Data items
"""
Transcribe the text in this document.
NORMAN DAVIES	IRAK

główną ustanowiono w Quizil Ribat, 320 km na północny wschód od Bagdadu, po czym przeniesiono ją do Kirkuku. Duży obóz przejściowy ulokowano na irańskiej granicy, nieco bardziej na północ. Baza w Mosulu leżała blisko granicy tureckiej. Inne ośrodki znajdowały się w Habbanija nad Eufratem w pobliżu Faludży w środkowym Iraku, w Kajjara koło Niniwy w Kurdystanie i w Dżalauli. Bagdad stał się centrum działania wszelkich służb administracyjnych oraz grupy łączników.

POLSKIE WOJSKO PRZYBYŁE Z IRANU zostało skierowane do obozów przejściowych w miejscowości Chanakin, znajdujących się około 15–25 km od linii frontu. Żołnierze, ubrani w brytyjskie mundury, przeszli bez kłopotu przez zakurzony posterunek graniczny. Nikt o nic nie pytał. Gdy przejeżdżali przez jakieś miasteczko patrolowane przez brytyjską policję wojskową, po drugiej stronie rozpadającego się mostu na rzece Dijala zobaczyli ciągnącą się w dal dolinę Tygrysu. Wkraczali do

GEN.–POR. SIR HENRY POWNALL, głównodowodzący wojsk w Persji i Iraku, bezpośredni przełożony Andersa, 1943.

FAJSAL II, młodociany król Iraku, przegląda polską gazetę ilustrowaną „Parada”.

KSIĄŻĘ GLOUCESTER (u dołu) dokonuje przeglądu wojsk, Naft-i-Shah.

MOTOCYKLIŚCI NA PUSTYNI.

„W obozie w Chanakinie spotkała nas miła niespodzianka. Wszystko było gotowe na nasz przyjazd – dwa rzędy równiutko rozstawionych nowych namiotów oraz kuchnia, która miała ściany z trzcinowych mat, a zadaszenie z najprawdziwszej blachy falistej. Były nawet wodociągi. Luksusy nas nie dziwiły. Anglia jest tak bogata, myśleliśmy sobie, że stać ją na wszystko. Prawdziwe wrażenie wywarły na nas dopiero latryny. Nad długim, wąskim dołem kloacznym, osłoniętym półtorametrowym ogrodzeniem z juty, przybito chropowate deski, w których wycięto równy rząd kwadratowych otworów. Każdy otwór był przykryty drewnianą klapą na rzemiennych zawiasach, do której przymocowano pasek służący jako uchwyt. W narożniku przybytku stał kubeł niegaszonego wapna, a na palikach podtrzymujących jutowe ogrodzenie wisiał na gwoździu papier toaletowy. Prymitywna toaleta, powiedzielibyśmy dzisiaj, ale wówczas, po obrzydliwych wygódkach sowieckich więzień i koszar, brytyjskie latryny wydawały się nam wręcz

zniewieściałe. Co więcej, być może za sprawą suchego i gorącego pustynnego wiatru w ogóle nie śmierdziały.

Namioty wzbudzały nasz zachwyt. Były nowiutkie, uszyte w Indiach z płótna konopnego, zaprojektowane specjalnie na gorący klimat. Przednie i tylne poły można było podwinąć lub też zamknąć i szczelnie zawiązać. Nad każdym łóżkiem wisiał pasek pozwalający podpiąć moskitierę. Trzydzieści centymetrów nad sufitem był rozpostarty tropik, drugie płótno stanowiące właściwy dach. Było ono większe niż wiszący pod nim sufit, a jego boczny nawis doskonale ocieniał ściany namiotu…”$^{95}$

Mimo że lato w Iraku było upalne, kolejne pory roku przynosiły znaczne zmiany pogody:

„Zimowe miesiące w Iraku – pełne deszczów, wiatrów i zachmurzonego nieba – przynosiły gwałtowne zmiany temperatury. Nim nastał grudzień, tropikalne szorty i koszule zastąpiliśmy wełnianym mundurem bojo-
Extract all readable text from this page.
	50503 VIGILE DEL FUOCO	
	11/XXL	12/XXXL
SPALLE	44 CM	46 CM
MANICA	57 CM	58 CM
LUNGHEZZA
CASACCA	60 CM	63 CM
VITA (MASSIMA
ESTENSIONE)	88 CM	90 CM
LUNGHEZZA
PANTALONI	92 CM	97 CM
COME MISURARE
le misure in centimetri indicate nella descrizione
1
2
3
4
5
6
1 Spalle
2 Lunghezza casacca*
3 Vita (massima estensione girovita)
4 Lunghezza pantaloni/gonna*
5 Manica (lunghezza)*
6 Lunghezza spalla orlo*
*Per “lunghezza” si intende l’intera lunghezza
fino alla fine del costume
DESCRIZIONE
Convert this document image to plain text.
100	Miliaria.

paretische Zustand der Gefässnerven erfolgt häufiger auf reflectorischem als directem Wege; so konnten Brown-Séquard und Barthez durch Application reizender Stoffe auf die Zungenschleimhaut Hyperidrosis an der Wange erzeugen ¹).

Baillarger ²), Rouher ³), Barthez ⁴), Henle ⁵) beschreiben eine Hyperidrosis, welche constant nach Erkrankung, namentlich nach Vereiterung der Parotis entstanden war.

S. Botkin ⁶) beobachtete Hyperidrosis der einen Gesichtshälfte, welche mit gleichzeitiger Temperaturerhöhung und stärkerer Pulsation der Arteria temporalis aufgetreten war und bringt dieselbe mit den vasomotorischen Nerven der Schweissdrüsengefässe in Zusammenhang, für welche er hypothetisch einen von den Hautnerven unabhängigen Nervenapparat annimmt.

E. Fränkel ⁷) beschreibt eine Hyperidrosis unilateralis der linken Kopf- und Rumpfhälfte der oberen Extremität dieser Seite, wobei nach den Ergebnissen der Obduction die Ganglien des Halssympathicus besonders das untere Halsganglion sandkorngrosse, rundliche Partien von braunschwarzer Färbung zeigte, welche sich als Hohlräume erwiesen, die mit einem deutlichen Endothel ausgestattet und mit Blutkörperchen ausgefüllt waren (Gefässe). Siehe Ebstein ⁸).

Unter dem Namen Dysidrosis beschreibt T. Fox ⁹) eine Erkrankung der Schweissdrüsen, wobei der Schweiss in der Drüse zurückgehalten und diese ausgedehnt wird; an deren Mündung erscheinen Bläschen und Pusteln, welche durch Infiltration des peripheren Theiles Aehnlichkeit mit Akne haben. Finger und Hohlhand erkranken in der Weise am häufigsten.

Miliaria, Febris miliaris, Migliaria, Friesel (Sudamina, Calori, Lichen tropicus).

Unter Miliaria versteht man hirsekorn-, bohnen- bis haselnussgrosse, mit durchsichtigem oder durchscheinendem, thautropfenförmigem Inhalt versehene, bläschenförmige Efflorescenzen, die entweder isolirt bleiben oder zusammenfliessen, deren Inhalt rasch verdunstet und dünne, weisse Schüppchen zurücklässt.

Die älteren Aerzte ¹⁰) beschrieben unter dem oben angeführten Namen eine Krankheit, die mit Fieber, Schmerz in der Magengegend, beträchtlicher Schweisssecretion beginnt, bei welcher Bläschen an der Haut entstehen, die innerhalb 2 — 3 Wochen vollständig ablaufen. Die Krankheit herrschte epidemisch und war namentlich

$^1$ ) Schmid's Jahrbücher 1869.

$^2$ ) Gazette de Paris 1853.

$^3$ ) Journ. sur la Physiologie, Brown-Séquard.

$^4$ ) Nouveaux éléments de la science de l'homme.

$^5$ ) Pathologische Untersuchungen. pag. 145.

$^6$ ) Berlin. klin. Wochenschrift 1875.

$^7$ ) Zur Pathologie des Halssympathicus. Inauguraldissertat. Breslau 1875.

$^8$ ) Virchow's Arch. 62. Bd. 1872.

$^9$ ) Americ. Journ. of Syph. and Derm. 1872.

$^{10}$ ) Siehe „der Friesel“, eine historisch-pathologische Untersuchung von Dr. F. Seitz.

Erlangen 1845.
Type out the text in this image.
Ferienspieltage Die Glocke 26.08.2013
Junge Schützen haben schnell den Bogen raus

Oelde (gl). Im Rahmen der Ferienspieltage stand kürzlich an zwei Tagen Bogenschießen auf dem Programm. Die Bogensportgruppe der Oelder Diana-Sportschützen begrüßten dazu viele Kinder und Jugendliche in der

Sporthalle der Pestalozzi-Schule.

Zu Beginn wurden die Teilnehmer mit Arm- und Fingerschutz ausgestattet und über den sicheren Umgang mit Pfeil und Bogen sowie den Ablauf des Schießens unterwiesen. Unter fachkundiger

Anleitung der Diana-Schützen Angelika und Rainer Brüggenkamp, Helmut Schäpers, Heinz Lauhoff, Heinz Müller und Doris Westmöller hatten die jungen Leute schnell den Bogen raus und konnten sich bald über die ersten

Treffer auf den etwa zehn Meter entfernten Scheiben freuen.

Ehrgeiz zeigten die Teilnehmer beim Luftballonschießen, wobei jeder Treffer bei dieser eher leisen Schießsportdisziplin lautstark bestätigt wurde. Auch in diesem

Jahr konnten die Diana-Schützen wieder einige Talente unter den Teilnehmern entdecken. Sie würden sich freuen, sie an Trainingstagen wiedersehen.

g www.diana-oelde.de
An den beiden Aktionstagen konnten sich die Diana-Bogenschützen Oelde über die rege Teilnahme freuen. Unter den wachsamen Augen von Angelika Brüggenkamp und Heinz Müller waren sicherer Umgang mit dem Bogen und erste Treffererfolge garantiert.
"""
WRITTEN REQUEST:
In the entries above, locate every line with the word "Friesel" and copy it.

ANSWER:
Miliaria, Febris miliaris, Migliaria, Friesel (Sudamina, Calori, Lichen tropicus).
$^{10}$ ) Siehe „der Friesel“, eine historisch-pathologische Untersuchung von Dr. F. Seitz.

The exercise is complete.